__Your objective__:
In full and without alteration, repeat the material.
※
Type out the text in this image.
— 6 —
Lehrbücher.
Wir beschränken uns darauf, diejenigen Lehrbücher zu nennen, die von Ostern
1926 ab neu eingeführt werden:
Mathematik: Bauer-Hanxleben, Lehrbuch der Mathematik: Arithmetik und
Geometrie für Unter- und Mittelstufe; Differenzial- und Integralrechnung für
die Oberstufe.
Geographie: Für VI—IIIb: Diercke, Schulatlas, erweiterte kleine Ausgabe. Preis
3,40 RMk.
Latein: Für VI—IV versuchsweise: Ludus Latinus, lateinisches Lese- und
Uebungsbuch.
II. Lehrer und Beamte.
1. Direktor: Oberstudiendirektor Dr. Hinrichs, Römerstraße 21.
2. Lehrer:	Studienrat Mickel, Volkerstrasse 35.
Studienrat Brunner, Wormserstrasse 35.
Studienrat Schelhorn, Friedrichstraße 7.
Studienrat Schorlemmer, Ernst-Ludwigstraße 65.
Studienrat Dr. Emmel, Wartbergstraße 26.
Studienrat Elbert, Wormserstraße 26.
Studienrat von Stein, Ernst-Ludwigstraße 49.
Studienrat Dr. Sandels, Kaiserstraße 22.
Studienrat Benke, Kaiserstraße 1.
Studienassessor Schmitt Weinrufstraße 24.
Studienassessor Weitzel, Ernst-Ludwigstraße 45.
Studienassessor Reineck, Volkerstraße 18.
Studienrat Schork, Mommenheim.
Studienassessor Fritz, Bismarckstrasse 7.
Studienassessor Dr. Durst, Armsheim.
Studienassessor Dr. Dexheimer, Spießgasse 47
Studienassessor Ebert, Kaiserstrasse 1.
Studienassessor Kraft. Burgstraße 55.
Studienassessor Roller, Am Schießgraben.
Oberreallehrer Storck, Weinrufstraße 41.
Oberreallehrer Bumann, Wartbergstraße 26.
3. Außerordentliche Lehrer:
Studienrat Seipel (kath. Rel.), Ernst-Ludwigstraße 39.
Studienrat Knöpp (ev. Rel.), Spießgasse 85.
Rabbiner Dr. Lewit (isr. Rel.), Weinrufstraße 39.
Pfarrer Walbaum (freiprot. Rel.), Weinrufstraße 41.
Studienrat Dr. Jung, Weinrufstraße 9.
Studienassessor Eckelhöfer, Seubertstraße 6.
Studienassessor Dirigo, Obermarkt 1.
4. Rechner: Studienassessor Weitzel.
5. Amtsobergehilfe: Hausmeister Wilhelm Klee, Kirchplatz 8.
※
__Exercise answer__:
Type out the text in this image.
— 6 —
Lehrbücher.
Wir beschränken uns darauf, diejenigen Lehrbücher zu nennen, die von Ostern
1926 ab neu eingeführt werden:
Mathematik: Bauer-Hanxleben, Lehrbuch der Mathematik: Arithmetik und
Geometrie für Unter- und Mittelstufe; Differenzial- und Integralrechnung für
die Oberstufe.
Geographie: Für VI—IIIb: Diercke, Schulatlas, erweiterte kleine Ausgabe. Preis
3,40 RMk.
Latein: Für VI—IV versuchsweise: Ludus Latinus, lateinisches Lese- und
Uebungsbuch.
II. Lehrer und Beamte.
1. Direktor: Oberstudiendirektor Dr. Hinrichs, Römerstraße 21.
2. Lehrer:	Studienrat Mickel, Volkerstrasse 35.
Studienrat Brunner, Wormserstrasse 35.
Studienrat Schelhorn, Friedrichstraße 7.
Studienrat Schorlemmer, Ernst-Ludwigstraße 65.
Studienrat Dr. Emmel, Wartbergstraße 26.
Studienrat Elbert, Wormserstraße 26.
Studienrat von Stein, Ernst-Ludwigstraße 49.
Studienrat Dr. Sandels, Kaiserstraße 22.
Studienrat Benke, Kaiserstraße 1.
Studienassessor Schmitt Weinrufstraße 24.
Studienassessor Weitzel, Ernst-Ludwigstraße 45.
Studienassessor Reineck, Volkerstraße 18.
Studienrat Schork, Mommenheim.
Studienassessor Fritz, Bismarckstrasse 7.
Studienassessor Dr. Durst, Armsheim.
Studienassessor Dr. Dexheimer, Spießgasse 47
Studienassessor Ebert, Kaiserstrasse 1.
Studienassessor Kraft. Burgstraße 55.
Studienassessor Roller, Am Schießgraben.
Oberreallehrer Storck, Weinrufstraße 41.
Oberreallehrer Bumann, Wartbergstraße 26.
3. Außerordentliche Lehrer:
Studienrat Seipel (kath. Rel.), Ernst-Ludwigstraße 39.
Studienrat Knöpp (ev. Rel.), Spießgasse 85.
Rabbiner Dr. Lewit (isr. Rel.), Weinrufstraße 39.
Pfarrer Walbaum (freiprot. Rel.), Weinrufstraße 41.
Studienrat Dr. Jung, Weinrufstraße 9.
Studienassessor Eckelhöfer, Seubertstraße 6.
Studienassessor Dirigo, Obermarkt 1.
4. Rechner: Studienassessor Weitzel.
5. Amtsobergehilfe: Hausmeister Wilhelm Klee, Kirchplatz 8.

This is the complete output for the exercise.